** start Records shown **

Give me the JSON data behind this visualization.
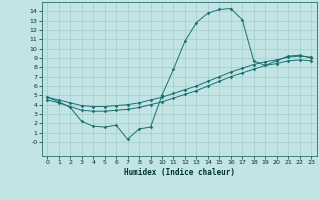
{
  "xlabel": "Humidex (Indice chaleur)",
  "bg_color": "#c2e4e4",
  "grid_color": "#a8d0d0",
  "line_color": "#1a7070",
  "xlim": [
    -0.5,
    23.5
  ],
  "ylim": [
    -1.5,
    15.0
  ],
  "xticks": [
    0,
    1,
    2,
    3,
    4,
    5,
    6,
    7,
    8,
    9,
    10,
    11,
    12,
    13,
    14,
    15,
    16,
    17,
    18,
    19,
    20,
    21,
    22,
    23
  ],
  "yticks": [
    0,
    1,
    2,
    3,
    4,
    5,
    6,
    7,
    8,
    9,
    10,
    11,
    12,
    13,
    14
  ],
  "ytick_labels": [
    "-0",
    "1",
    "2",
    "3",
    "4",
    "5",
    "6",
    "7",
    "8",
    "9",
    "10",
    "11",
    "12",
    "13",
    "14"
  ],
  "line1_x": [
    0,
    1,
    2,
    3,
    4,
    5,
    6,
    7,
    8,
    9,
    10,
    11,
    12,
    13,
    14,
    15,
    16,
    17,
    18,
    19,
    20,
    21,
    22,
    23
  ],
  "line1_y": [
    4.8,
    4.5,
    4.2,
    3.9,
    3.8,
    3.8,
    3.9,
    4.0,
    4.2,
    4.5,
    4.8,
    5.2,
    5.6,
    6.0,
    6.5,
    7.0,
    7.5,
    7.9,
    8.3,
    8.6,
    8.8,
    9.1,
    9.2,
    9.1
  ],
  "line2_x": [
    0,
    1,
    2,
    3,
    4,
    5,
    6,
    7,
    8,
    9,
    10,
    11,
    12,
    13,
    14,
    15,
    16,
    17,
    18,
    19,
    20,
    21,
    22,
    23
  ],
  "line2_y": [
    4.5,
    4.2,
    3.8,
    3.4,
    3.3,
    3.3,
    3.4,
    3.5,
    3.7,
    4.0,
    4.3,
    4.7,
    5.1,
    5.5,
    6.0,
    6.5,
    7.0,
    7.4,
    7.8,
    8.2,
    8.4,
    8.7,
    8.8,
    8.7
  ],
  "line3_x": [
    0,
    1,
    2,
    3,
    4,
    5,
    6,
    7,
    8,
    9,
    10,
    11,
    12,
    13,
    14,
    15,
    16,
    17,
    18,
    19,
    20,
    21,
    22,
    23
  ],
  "line3_y": [
    4.8,
    4.3,
    3.7,
    2.2,
    1.7,
    1.6,
    1.8,
    0.3,
    1.4,
    1.6,
    5.0,
    7.8,
    10.8,
    12.8,
    13.8,
    14.2,
    14.3,
    13.1,
    8.7,
    8.2,
    8.7,
    9.2,
    9.3,
    9.0
  ]
}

** end Records shown **

### [Direction]
Write the records above out again exactly, with no pictures in your copy.

### [Response below]
Give me the JSON data behind this visualization.
{
  "xlabel": "Humidex (Indice chaleur)",
  "bg_color": "#c2e4e4",
  "grid_color": "#a8d0d0",
  "line_color": "#1a7070",
  "xlim": [
    -0.5,
    23.5
  ],
  "ylim": [
    -1.5,
    15.0
  ],
  "xticks": [
    0,
    1,
    2,
    3,
    4,
    5,
    6,
    7,
    8,
    9,
    10,
    11,
    12,
    13,
    14,
    15,
    16,
    17,
    18,
    19,
    20,
    21,
    22,
    23
  ],
  "yticks": [
    0,
    1,
    2,
    3,
    4,
    5,
    6,
    7,
    8,
    9,
    10,
    11,
    12,
    13,
    14
  ],
  "ytick_labels": [
    "-0",
    "1",
    "2",
    "3",
    "4",
    "5",
    "6",
    "7",
    "8",
    "9",
    "10",
    "11",
    "12",
    "13",
    "14"
  ],
  "line1_x": [
    0,
    1,
    2,
    3,
    4,
    5,
    6,
    7,
    8,
    9,
    10,
    11,
    12,
    13,
    14,
    15,
    16,
    17,
    18,
    19,
    20,
    21,
    22,
    23
  ],
  "line1_y": [
    4.8,
    4.5,
    4.2,
    3.9,
    3.8,
    3.8,
    3.9,
    4.0,
    4.2,
    4.5,
    4.8,
    5.2,
    5.6,
    6.0,
    6.5,
    7.0,
    7.5,
    7.9,
    8.3,
    8.6,
    8.8,
    9.1,
    9.2,
    9.1
  ],
  "line2_x": [
    0,
    1,
    2,
    3,
    4,
    5,
    6,
    7,
    8,
    9,
    10,
    11,
    12,
    13,
    14,
    15,
    16,
    17,
    18,
    19,
    20,
    21,
    22,
    23
  ],
  "line2_y": [
    4.5,
    4.2,
    3.8,
    3.4,
    3.3,
    3.3,
    3.4,
    3.5,
    3.7,
    4.0,
    4.3,
    4.7,
    5.1,
    5.5,
    6.0,
    6.5,
    7.0,
    7.4,
    7.8,
    8.2,
    8.4,
    8.7,
    8.8,
    8.7
  ],
  "line3_x": [
    0,
    1,
    2,
    3,
    4,
    5,
    6,
    7,
    8,
    9,
    10,
    11,
    12,
    13,
    14,
    15,
    16,
    17,
    18,
    19,
    20,
    21,
    22,
    23
  ],
  "line3_y": [
    4.8,
    4.3,
    3.7,
    2.2,
    1.7,
    1.6,
    1.8,
    0.3,
    1.4,
    1.6,
    5.0,
    7.8,
    10.8,
    12.8,
    13.8,
    14.2,
    14.3,
    13.1,
    8.7,
    8.2,
    8.7,
    9.2,
    9.3,
    9.0
  ]
}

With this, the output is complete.